Records:
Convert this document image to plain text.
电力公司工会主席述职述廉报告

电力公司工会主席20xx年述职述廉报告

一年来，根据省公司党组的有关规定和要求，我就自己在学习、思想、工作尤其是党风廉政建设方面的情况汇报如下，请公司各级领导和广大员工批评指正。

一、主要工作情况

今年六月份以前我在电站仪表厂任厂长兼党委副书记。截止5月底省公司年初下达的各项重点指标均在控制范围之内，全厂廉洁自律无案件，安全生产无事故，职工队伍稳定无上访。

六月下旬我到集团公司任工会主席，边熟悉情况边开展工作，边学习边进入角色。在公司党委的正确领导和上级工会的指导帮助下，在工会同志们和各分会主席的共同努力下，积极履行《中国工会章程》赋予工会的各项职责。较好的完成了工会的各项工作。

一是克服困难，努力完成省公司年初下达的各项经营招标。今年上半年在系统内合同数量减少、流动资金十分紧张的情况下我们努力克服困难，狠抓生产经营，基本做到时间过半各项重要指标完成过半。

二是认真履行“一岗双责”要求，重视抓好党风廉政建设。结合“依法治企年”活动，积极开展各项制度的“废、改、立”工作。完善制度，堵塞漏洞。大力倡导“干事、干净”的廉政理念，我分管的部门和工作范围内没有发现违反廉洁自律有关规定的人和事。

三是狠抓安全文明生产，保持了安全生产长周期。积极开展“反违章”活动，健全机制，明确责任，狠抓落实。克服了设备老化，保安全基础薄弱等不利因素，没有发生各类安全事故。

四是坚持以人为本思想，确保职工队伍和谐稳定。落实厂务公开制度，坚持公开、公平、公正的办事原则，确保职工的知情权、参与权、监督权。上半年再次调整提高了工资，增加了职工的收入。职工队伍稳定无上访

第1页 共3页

==

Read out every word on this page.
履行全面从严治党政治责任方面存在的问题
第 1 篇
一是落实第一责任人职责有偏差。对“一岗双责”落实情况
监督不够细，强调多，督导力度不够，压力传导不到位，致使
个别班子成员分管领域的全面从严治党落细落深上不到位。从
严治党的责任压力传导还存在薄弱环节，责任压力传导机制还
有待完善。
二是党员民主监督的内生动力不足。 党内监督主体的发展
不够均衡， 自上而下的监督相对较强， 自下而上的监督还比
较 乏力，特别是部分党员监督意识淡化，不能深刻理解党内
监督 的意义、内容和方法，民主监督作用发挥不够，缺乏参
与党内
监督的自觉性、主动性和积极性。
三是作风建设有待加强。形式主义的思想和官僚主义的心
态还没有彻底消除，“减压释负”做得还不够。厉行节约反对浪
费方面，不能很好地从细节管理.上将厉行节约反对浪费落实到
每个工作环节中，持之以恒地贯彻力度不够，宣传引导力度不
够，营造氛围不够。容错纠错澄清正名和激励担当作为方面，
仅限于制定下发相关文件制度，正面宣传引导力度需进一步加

...

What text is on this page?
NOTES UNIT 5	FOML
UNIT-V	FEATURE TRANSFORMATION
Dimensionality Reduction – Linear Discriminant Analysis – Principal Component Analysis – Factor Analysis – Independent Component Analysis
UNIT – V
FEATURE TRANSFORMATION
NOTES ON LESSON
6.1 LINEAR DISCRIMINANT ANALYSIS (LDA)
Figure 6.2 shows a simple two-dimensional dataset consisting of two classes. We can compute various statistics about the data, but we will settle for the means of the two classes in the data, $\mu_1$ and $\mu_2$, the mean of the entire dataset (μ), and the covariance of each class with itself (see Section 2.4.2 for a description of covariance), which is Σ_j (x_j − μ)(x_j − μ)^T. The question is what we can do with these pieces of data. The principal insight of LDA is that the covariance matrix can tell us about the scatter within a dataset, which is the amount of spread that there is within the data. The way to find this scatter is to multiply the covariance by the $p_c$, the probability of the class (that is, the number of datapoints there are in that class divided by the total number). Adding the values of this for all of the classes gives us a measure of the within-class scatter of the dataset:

Requirements:
Tally up the lines in the records that contain the word "TRANSFORMATION" and give only the total.

Response below:
2